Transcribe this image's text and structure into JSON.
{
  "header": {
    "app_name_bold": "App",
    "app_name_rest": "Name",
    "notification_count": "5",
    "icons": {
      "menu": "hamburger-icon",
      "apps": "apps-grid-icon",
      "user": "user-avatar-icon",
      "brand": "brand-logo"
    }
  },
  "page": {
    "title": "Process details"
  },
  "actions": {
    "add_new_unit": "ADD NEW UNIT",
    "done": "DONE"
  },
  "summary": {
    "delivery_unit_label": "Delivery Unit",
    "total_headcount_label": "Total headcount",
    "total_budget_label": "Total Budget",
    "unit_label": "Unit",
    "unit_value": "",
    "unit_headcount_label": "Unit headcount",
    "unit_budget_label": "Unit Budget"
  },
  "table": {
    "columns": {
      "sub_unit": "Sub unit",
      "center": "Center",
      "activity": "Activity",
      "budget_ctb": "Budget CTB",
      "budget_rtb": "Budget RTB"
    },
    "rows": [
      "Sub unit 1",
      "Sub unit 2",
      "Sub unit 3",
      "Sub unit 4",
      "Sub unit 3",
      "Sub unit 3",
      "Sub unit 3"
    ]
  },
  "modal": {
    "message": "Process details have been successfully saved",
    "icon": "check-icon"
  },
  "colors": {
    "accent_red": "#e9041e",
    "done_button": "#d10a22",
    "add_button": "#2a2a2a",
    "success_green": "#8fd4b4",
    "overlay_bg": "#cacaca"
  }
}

### WRITTEN INSTRUCTION
Repeat the whole listing exactly, keeping every line intact.

### CORRECT OUTPUT
Transcribe this image's text and structure into JSON.
{
  "header": {
    "app_name_bold": "App",
    "app_name_rest": "Name",
    "notification_count": "5",
    "icons": {
      "menu": "hamburger-icon",
      "apps": "apps-grid-icon",
      "user": "user-avatar-icon",
      "brand": "brand-logo"
    }
  },
  "page": {
    "title": "Process details"
  },
  "actions": {
    "add_new_unit": "ADD NEW UNIT",
    "done": "DONE"
  },
  "summary": {
    "delivery_unit_label": "Delivery Unit",
    "total_headcount_label": "Total headcount",
    "total_budget_label": "Total Budget",
    "unit_label": "Unit",
    "unit_value": "",
    "unit_headcount_label": "Unit headcount",
    "unit_budget_label": "Unit Budget"
  },
  "table": {
    "columns": {
      "sub_unit": "Sub unit",
      "center": "Center",
      "activity": "Activity",
      "budget_ctb": "Budget CTB",
      "budget_rtb": "Budget RTB"
    },
    "rows": [
      "Sub unit 1",
      "Sub unit 2",
      "Sub unit 3",
      "Sub unit 4",
      "Sub unit 3",
      "Sub unit 3",
      "Sub unit 3"
    ]
  },
  "modal": {
    "message": "Process details have been successfully saved",
    "icon": "check-icon"
  },
  "colors": {
    "accent_red": "#e9041e",
    "done_button": "#d10a22",
    "add_button": "#2a2a2a",
    "success_green": "#8fd4b4",
    "overlay_bg": "#cacaca"
  }
}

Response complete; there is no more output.